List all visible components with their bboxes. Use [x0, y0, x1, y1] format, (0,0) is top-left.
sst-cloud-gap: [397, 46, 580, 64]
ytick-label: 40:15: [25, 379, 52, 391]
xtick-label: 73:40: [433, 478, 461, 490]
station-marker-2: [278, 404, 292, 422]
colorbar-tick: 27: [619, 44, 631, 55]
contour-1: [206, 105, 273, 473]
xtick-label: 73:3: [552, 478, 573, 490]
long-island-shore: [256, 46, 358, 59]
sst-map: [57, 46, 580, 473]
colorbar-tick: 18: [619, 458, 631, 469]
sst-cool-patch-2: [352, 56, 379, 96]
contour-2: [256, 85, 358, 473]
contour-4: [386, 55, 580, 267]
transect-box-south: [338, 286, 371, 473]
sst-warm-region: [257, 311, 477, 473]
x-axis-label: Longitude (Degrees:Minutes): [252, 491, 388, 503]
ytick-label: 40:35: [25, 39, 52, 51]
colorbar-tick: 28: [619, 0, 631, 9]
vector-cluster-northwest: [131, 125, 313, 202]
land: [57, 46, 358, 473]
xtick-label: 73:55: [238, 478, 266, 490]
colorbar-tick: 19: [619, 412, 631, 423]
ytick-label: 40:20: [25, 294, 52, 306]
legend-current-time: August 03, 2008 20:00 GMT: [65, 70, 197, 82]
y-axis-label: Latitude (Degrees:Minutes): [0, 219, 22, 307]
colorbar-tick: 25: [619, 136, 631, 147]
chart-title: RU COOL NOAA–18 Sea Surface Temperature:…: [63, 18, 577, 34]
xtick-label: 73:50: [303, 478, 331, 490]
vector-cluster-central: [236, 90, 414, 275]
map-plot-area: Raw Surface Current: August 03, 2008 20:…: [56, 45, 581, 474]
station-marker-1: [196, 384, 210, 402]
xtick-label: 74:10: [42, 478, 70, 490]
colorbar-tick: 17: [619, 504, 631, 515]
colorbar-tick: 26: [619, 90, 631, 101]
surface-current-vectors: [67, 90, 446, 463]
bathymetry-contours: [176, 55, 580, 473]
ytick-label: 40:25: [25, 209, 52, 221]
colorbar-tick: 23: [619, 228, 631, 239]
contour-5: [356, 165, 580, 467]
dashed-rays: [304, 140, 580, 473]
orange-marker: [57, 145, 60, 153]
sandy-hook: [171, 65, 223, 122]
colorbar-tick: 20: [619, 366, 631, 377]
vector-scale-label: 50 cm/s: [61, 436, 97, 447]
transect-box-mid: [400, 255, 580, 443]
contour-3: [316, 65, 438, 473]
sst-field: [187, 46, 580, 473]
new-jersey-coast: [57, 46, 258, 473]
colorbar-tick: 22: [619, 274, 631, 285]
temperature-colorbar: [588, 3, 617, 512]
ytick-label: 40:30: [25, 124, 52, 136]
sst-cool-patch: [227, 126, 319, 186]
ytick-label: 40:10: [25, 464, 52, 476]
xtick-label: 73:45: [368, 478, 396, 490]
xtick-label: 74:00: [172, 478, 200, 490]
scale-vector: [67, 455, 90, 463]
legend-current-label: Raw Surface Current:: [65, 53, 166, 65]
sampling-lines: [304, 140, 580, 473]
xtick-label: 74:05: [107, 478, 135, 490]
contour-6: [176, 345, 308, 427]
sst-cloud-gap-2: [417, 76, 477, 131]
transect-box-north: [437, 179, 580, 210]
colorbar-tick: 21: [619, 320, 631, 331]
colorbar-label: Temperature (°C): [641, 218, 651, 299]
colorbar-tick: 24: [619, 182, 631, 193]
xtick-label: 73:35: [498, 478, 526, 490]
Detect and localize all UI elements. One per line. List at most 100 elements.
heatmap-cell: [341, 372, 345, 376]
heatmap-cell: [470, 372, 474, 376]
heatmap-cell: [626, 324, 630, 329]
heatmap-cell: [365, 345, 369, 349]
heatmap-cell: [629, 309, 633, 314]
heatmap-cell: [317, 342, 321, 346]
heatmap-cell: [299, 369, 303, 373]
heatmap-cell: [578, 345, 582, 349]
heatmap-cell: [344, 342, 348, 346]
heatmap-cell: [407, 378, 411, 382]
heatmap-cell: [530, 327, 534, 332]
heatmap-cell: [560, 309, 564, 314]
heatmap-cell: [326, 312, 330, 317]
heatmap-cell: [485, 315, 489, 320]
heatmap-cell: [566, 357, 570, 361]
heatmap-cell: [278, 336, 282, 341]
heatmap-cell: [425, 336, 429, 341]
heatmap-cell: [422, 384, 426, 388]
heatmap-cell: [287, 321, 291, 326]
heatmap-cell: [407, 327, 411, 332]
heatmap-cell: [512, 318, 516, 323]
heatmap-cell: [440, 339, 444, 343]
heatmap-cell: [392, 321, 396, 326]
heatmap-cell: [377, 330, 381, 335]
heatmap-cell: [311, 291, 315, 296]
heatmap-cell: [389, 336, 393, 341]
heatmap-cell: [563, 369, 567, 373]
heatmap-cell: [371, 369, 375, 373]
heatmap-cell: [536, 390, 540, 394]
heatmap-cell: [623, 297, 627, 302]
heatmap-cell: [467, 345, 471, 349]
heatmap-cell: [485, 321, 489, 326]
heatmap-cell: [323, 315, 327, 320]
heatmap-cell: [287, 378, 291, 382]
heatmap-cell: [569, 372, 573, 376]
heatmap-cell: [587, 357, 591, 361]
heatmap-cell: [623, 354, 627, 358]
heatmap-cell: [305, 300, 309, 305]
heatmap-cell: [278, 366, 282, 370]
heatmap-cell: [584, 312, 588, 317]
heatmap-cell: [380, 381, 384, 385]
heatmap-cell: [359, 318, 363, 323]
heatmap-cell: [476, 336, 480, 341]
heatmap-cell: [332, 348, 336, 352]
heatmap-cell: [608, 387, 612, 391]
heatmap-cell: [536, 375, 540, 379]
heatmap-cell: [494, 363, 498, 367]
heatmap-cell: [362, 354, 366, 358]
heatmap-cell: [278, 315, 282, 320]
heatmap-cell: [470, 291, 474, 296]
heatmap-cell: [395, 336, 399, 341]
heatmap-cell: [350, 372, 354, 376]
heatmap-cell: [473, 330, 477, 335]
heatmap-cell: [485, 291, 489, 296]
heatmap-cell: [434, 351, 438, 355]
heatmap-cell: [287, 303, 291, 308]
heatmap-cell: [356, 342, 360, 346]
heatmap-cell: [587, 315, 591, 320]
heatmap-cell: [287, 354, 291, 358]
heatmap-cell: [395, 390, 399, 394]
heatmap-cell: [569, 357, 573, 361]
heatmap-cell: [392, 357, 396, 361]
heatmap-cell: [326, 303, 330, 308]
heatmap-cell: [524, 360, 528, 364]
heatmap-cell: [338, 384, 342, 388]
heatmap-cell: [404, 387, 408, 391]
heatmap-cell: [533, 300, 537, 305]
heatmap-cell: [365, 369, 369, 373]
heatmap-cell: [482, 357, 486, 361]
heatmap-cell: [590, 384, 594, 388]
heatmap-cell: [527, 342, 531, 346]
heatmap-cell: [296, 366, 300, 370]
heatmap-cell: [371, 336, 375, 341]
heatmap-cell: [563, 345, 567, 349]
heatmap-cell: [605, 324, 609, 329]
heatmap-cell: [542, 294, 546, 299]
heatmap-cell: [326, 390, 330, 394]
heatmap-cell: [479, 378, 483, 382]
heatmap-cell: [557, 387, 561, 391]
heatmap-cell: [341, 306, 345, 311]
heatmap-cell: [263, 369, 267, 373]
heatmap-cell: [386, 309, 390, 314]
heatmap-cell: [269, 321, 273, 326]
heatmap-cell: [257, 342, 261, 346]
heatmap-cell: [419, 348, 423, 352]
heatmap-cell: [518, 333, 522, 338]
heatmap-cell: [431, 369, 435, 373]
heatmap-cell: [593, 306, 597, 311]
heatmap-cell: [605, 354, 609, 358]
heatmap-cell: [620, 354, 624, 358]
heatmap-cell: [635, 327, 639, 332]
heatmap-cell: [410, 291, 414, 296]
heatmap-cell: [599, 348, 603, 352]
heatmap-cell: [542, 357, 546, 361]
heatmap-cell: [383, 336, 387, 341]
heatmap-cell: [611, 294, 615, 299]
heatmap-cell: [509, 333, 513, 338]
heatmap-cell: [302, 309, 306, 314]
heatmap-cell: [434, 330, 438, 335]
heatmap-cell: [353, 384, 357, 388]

◆ **Written request**:
Copy the items word for word, from the start through the line containing "colorbar-tick: 27: [619, 44, 631, 55]".

◆ **Answer to this problem**:
List all visible components with their bboxes. Use [x0, y0, x1, y1] format, (0,0) is top-left.
sst-cloud-gap: [397, 46, 580, 64]
ytick-label: 40:15: [25, 379, 52, 391]
xtick-label: 73:40: [433, 478, 461, 490]
station-marker-2: [278, 404, 292, 422]
colorbar-tick: 27: [619, 44, 631, 55]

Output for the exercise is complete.